(Stored data)
>>>>>

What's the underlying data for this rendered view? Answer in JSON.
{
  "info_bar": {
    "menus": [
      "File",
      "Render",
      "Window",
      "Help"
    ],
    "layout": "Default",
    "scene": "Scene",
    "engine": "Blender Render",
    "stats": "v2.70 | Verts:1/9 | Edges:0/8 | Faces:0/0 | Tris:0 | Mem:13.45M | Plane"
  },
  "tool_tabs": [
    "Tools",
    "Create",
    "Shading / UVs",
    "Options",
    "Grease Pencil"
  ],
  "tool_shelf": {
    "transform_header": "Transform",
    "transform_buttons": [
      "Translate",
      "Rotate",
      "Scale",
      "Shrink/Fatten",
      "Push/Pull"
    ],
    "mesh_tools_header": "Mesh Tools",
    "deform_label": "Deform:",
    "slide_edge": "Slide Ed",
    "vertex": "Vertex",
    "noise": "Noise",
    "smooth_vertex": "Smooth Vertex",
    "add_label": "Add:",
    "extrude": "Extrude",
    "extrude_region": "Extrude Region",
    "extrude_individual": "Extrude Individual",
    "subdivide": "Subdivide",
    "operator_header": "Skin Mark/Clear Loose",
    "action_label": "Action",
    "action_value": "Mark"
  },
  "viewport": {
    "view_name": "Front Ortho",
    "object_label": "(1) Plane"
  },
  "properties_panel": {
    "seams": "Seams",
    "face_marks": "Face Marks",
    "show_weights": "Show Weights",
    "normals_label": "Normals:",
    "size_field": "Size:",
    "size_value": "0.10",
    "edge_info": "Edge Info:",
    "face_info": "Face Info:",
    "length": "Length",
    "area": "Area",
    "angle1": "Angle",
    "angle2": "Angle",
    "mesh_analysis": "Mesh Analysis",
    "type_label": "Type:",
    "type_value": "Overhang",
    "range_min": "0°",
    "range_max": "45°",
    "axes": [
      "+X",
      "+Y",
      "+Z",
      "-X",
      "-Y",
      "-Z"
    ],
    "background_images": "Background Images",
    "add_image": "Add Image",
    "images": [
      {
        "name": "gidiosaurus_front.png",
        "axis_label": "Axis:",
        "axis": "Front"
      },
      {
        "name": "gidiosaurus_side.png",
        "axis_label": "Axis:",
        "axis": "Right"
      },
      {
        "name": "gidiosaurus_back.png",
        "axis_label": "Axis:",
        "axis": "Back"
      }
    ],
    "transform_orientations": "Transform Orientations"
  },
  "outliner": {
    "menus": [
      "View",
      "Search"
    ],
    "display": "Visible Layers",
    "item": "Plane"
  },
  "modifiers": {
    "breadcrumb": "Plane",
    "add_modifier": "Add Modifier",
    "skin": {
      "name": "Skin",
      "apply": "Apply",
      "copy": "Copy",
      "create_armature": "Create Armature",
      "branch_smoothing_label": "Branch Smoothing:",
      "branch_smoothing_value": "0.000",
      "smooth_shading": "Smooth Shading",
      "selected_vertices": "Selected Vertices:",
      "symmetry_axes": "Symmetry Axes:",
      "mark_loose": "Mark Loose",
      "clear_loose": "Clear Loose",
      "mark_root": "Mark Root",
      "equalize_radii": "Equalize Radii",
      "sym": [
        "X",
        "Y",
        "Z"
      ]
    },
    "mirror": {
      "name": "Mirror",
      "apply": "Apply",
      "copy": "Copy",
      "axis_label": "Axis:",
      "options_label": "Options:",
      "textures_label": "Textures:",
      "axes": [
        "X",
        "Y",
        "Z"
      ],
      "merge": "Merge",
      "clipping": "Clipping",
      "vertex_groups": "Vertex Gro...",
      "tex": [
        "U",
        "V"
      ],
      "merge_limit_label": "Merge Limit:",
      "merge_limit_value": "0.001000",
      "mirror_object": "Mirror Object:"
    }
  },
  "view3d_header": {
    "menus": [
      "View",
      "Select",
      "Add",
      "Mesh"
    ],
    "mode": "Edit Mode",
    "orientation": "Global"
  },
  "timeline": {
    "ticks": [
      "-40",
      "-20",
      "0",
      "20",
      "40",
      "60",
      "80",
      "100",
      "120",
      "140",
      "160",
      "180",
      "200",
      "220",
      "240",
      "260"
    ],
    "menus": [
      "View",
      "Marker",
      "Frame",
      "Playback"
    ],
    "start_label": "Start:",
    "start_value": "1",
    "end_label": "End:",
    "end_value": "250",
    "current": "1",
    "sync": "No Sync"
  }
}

<<<<<

**Task instructions**
Extract all of the data above without altering anything.

**Solved exercise**
What's the underlying data for this rendered view? Answer in JSON.
{
  "info_bar": {
    "menus": [
      "File",
      "Render",
      "Window",
      "Help"
    ],
    "layout": "Default",
    "scene": "Scene",
    "engine": "Blender Render",
    "stats": "v2.70 | Verts:1/9 | Edges:0/8 | Faces:0/0 | Tris:0 | Mem:13.45M | Plane"
  },
  "tool_tabs": [
    "Tools",
    "Create",
    "Shading / UVs",
    "Options",
    "Grease Pencil"
  ],
  "tool_shelf": {
    "transform_header": "Transform",
    "transform_buttons": [
      "Translate",
      "Rotate",
      "Scale",
      "Shrink/Fatten",
      "Push/Pull"
    ],
    "mesh_tools_header": "Mesh Tools",
    "deform_label": "Deform:",
    "slide_edge": "Slide Ed",
    "vertex": "Vertex",
    "noise": "Noise",
    "smooth_vertex": "Smooth Vertex",
    "add_label": "Add:",
    "extrude": "Extrude",
    "extrude_region": "Extrude Region",
    "extrude_individual": "Extrude Individual",
    "subdivide": "Subdivide",
    "operator_header": "Skin Mark/Clear Loose",
    "action_label": "Action",
    "action_value": "Mark"
  },
  "viewport": {
    "view_name": "Front Ortho",
    "object_label": "(1) Plane"
  },
  "properties_panel": {
    "seams": "Seams",
    "face_marks": "Face Marks",
    "show_weights": "Show Weights",
    "normals_label": "Normals:",
    "size_field": "Size:",
    "size_value": "0.10",
    "edge_info": "Edge Info:",
    "face_info": "Face Info:",
    "length": "Length",
    "area": "Area",
    "angle1": "Angle",
    "angle2": "Angle",
    "mesh_analysis": "Mesh Analysis",
    "type_label": "Type:",
    "type_value": "Overhang",
    "range_min": "0°",
    "range_max": "45°",
    "axes": [
      "+X",
      "+Y",
      "+Z",
      "-X",
      "-Y",
      "-Z"
    ],
    "background_images": "Background Images",
    "add_image": "Add Image",
    "images": [
      {
        "name": "gidiosaurus_front.png",
        "axis_label": "Axis:",
        "axis": "Front"
      },
      {
        "name": "gidiosaurus_side.png",
        "axis_label": "Axis:",
        "axis": "Right"
      },
      {
        "name": "gidiosaurus_back.png",
        "axis_label": "Axis:",
        "axis": "Back"
      }
    ],
    "transform_orientations": "Transform Orientations"
  },
  "outliner": {
    "menus": [
      "View",
      "Search"
    ],
    "display": "Visible Layers",
    "item": "Plane"
  },
  "modifiers": {
    "breadcrumb": "Plane",
    "add_modifier": "Add Modifier",
    "skin": {
      "name": "Skin",
      "apply": "Apply",
      "copy": "Copy",
      "create_armature": "Create Armature",
      "branch_smoothing_label": "Branch Smoothing:",
      "branch_smoothing_value": "0.000",
      "smooth_shading": "Smooth Shading",
      "selected_vertices": "Selected Vertices:",
      "symmetry_axes": "Symmetry Axes:",
      "mark_loose": "Mark Loose",
      "clear_loose": "Clear Loose",
      "mark_root": "Mark Root",
      "equalize_radii": "Equalize Radii",
      "sym": [
        "X",
        "Y",
        "Z"
      ]
    },
    "mirror": {
      "name": "Mirror",
      "apply": "Apply",
      "copy": "Copy",
      "axis_label": "Axis:",
      "options_label": "Options:",
      "textures_label": "Textures:",
      "axes": [
        "X",
        "Y",
        "Z"
      ],
      "merge": "Merge",
      "clipping": "Clipping",
      "vertex_groups": "Vertex Gro...",
      "tex": [
        "U",
        "V"
      ],
      "merge_limit_label": "Merge Limit:",
      "merge_limit_value": "0.001000",
      "mirror_object": "Mirror Object:"
    }
  },
  "view3d_header": {
    "menus": [
      "View",
      "Select",
      "Add",
      "Mesh"
    ],
    "mode": "Edit Mode",
    "orientation": "Global"
  },
  "timeline": {
    "ticks": [
      "-40",
      "-20",
      "0",
      "20",
      "40",
      "60",
      "80",
      "100",
      "120",
      "140",
      "160",
      "180",
      "200",
      "220",
      "240",
      "260"
    ],
    "menus": [
      "View",
      "Marker",
      "Frame",
      "Playback"
    ],
    "start_label": "Start:",
    "start_value": "1",
    "end_label": "End:",
    "end_value": "250",
    "current": "1",
    "sync": "No Sync"
  }
}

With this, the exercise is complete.